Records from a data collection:
○ ○ ○ ○ ○
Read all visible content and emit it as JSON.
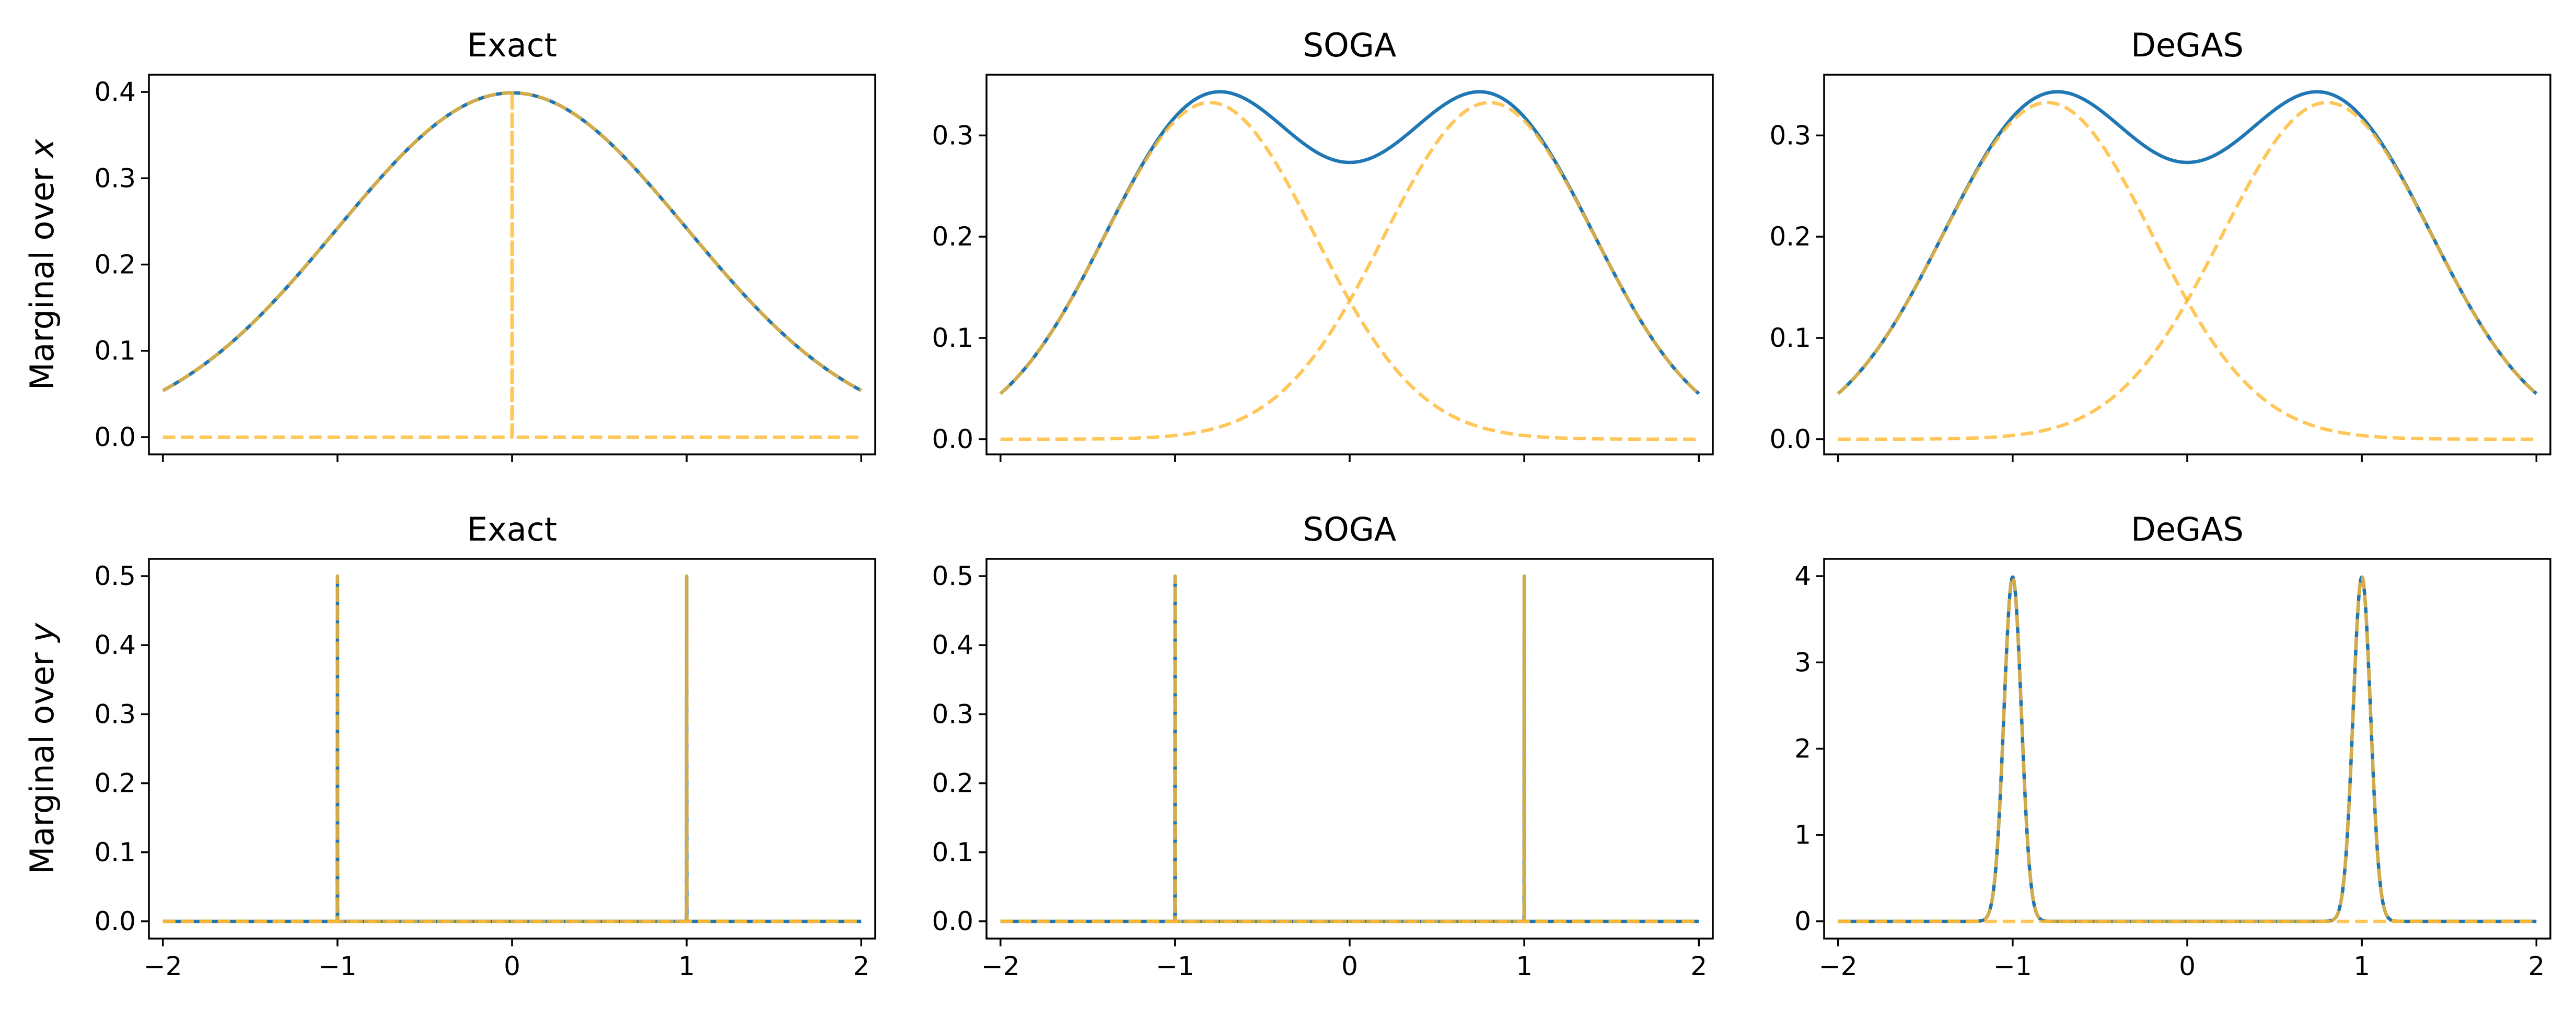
{
  "chart_data": [
    {
      "type": "line",
      "title": "Exact",
      "ylabel": "Marginal over x",
      "xlim": [
        -2.08,
        2.08
      ],
      "ylim": [
        -0.02,
        0.42
      ],
      "xticks": [
        -2,
        -1,
        0,
        1,
        2
      ],
      "xtick_labels_visible": false,
      "yticks": [
        0.0,
        0.1,
        0.2,
        0.3,
        0.4
      ],
      "ytick_labels": [
        "0.0",
        "0.1",
        "0.2",
        "0.3",
        "0.4"
      ],
      "series": [
        {
          "kind": "density",
          "color": "#1f77b4",
          "style": "solid",
          "mixture": [
            {
              "w": 1.0,
              "mu": 0.0,
              "sigma": 1.0
            }
          ]
        },
        {
          "kind": "component",
          "color": "#ffb830",
          "style": "dashed",
          "mixture": [
            {
              "w": 1.0,
              "mu": 0.0,
              "sigma": 1.0
            }
          ]
        },
        {
          "kind": "component",
          "color": "#ffb830",
          "style": "dashed",
          "points": [
            [
              -2,
              0
            ],
            [
              -0.001,
              0
            ],
            [
              0,
              0.399
            ],
            [
              0.001,
              0
            ],
            [
              2,
              0
            ]
          ]
        }
      ]
    },
    {
      "type": "line",
      "title": "SOGA",
      "ylabel": "",
      "xlim": [
        -2.08,
        2.08
      ],
      "ylim": [
        -0.015,
        0.36
      ],
      "xticks": [
        -2,
        -1,
        0,
        1,
        2
      ],
      "xtick_labels_visible": false,
      "yticks": [
        0.0,
        0.1,
        0.2,
        0.3
      ],
      "ytick_labels": [
        "0.0",
        "0.1",
        "0.2",
        "0.3"
      ],
      "series": [
        {
          "kind": "density",
          "color": "#1f77b4",
          "style": "solid",
          "mixture": [
            {
              "w": 0.5,
              "mu": -0.8,
              "sigma": 0.6
            },
            {
              "w": 0.5,
              "mu": 0.8,
              "sigma": 0.6
            }
          ]
        },
        {
          "kind": "component",
          "color": "#ffb830",
          "style": "dashed",
          "mixture": [
            {
              "w": 0.5,
              "mu": -0.8,
              "sigma": 0.6
            }
          ]
        },
        {
          "kind": "component",
          "color": "#ffb830",
          "style": "dashed",
          "mixture": [
            {
              "w": 0.5,
              "mu": 0.8,
              "sigma": 0.6
            }
          ]
        }
      ]
    },
    {
      "type": "line",
      "title": "DeGAS",
      "ylabel": "",
      "xlim": [
        -2.08,
        2.08
      ],
      "ylim": [
        -0.015,
        0.36
      ],
      "xticks": [
        -2,
        -1,
        0,
        1,
        2
      ],
      "xtick_labels_visible": false,
      "yticks": [
        0.0,
        0.1,
        0.2,
        0.3
      ],
      "ytick_labels": [
        "0.0",
        "0.1",
        "0.2",
        "0.3"
      ],
      "series": [
        {
          "kind": "density",
          "color": "#1f77b4",
          "style": "solid",
          "mixture": [
            {
              "w": 0.5,
              "mu": -0.8,
              "sigma": 0.6
            },
            {
              "w": 0.5,
              "mu": 0.8,
              "sigma": 0.6
            }
          ]
        },
        {
          "kind": "component",
          "color": "#ffb830",
          "style": "dashed",
          "mixture": [
            {
              "w": 0.5,
              "mu": -0.8,
              "sigma": 0.6
            }
          ]
        },
        {
          "kind": "component",
          "color": "#ffb830",
          "style": "dashed",
          "mixture": [
            {
              "w": 0.5,
              "mu": 0.8,
              "sigma": 0.6
            }
          ]
        }
      ]
    },
    {
      "type": "line",
      "title": "Exact",
      "ylabel": "Marginal over y",
      "xlim": [
        -2.08,
        2.08
      ],
      "ylim": [
        -0.025,
        0.525
      ],
      "xticks": [
        -2,
        -1,
        0,
        1,
        2
      ],
      "xtick_labels_visible": true,
      "xtick_labels": [
        "−2",
        "−1",
        "0",
        "1",
        "2"
      ],
      "yticks": [
        0.0,
        0.1,
        0.2,
        0.3,
        0.4,
        0.5
      ],
      "ytick_labels": [
        "0.0",
        "0.1",
        "0.2",
        "0.3",
        "0.4",
        "0.5"
      ],
      "series": [
        {
          "kind": "density",
          "color": "#1f77b4",
          "style": "solid",
          "points": [
            [
              -2,
              0
            ],
            [
              -1.001,
              0
            ],
            [
              -1,
              0.5
            ],
            [
              -0.999,
              0
            ],
            [
              0.999,
              0
            ],
            [
              1,
              0.5
            ],
            [
              1.001,
              0
            ],
            [
              2,
              0
            ]
          ]
        },
        {
          "kind": "component",
          "color": "#ffb830",
          "style": "dashed",
          "points": [
            [
              -2,
              0
            ],
            [
              -1.001,
              0
            ],
            [
              -1,
              0.5
            ],
            [
              -0.999,
              0
            ],
            [
              2,
              0
            ]
          ]
        },
        {
          "kind": "component",
          "color": "#ffb830",
          "style": "dashed",
          "points": [
            [
              -2,
              0
            ],
            [
              0.999,
              0
            ],
            [
              1,
              0.5
            ],
            [
              1.001,
              0
            ],
            [
              2,
              0
            ]
          ]
        }
      ]
    },
    {
      "type": "line",
      "title": "SOGA",
      "ylabel": "",
      "xlim": [
        -2.08,
        2.08
      ],
      "ylim": [
        -0.025,
        0.525
      ],
      "xticks": [
        -2,
        -1,
        0,
        1,
        2
      ],
      "xtick_labels_visible": true,
      "xtick_labels": [
        "−2",
        "−1",
        "0",
        "1",
        "2"
      ],
      "yticks": [
        0.0,
        0.1,
        0.2,
        0.3,
        0.4,
        0.5
      ],
      "ytick_labels": [
        "0.0",
        "0.1",
        "0.2",
        "0.3",
        "0.4",
        "0.5"
      ],
      "series": [
        {
          "kind": "density",
          "color": "#1f77b4",
          "style": "solid",
          "points": [
            [
              -2,
              0
            ],
            [
              -1.001,
              0
            ],
            [
              -1,
              0.5
            ],
            [
              -0.999,
              0
            ],
            [
              0.999,
              0
            ],
            [
              1,
              0.5
            ],
            [
              1.001,
              0
            ],
            [
              2,
              0
            ]
          ]
        },
        {
          "kind": "component",
          "color": "#ffb830",
          "style": "dashed",
          "points": [
            [
              -2,
              0
            ],
            [
              -1.001,
              0
            ],
            [
              -1,
              0.5
            ],
            [
              -0.999,
              0
            ],
            [
              2,
              0
            ]
          ]
        },
        {
          "kind": "component",
          "color": "#ffb830",
          "style": "dashed",
          "points": [
            [
              -2,
              0
            ],
            [
              0.999,
              0
            ],
            [
              1,
              0.5
            ],
            [
              1.001,
              0
            ],
            [
              2,
              0
            ]
          ]
        }
      ]
    },
    {
      "type": "line",
      "title": "DeGAS",
      "ylabel": "",
      "xlim": [
        -2.08,
        2.08
      ],
      "ylim": [
        -0.2,
        4.2
      ],
      "xticks": [
        -2,
        -1,
        0,
        1,
        2
      ],
      "xtick_labels_visible": true,
      "xtick_labels": [
        "−2",
        "−1",
        "0",
        "1",
        "2"
      ],
      "yticks": [
        0,
        1,
        2,
        3,
        4
      ],
      "ytick_labels": [
        "0",
        "1",
        "2",
        "3",
        "4"
      ],
      "series": [
        {
          "kind": "density",
          "color": "#1f77b4",
          "style": "solid",
          "mixture": [
            {
              "w": 0.5,
              "mu": -1.0,
              "sigma": 0.05
            },
            {
              "w": 0.5,
              "mu": 1.0,
              "sigma": 0.05
            }
          ]
        },
        {
          "kind": "component",
          "color": "#ffb830",
          "style": "dashed",
          "mixture": [
            {
              "w": 0.5,
              "mu": -1.0,
              "sigma": 0.05
            }
          ]
        },
        {
          "kind": "component",
          "color": "#ffb830",
          "style": "dashed",
          "mixture": [
            {
              "w": 0.5,
              "mu": 1.0,
              "sigma": 0.05
            }
          ]
        }
      ]
    }
  ]
}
○ ○ ○ ○ ○
* _Job_
Show every line from the entries above in which the word "over" appears.

* _Solution for this exercise_
      "ylabel": "Marginal over x",
      "ylabel": "Marginal over y",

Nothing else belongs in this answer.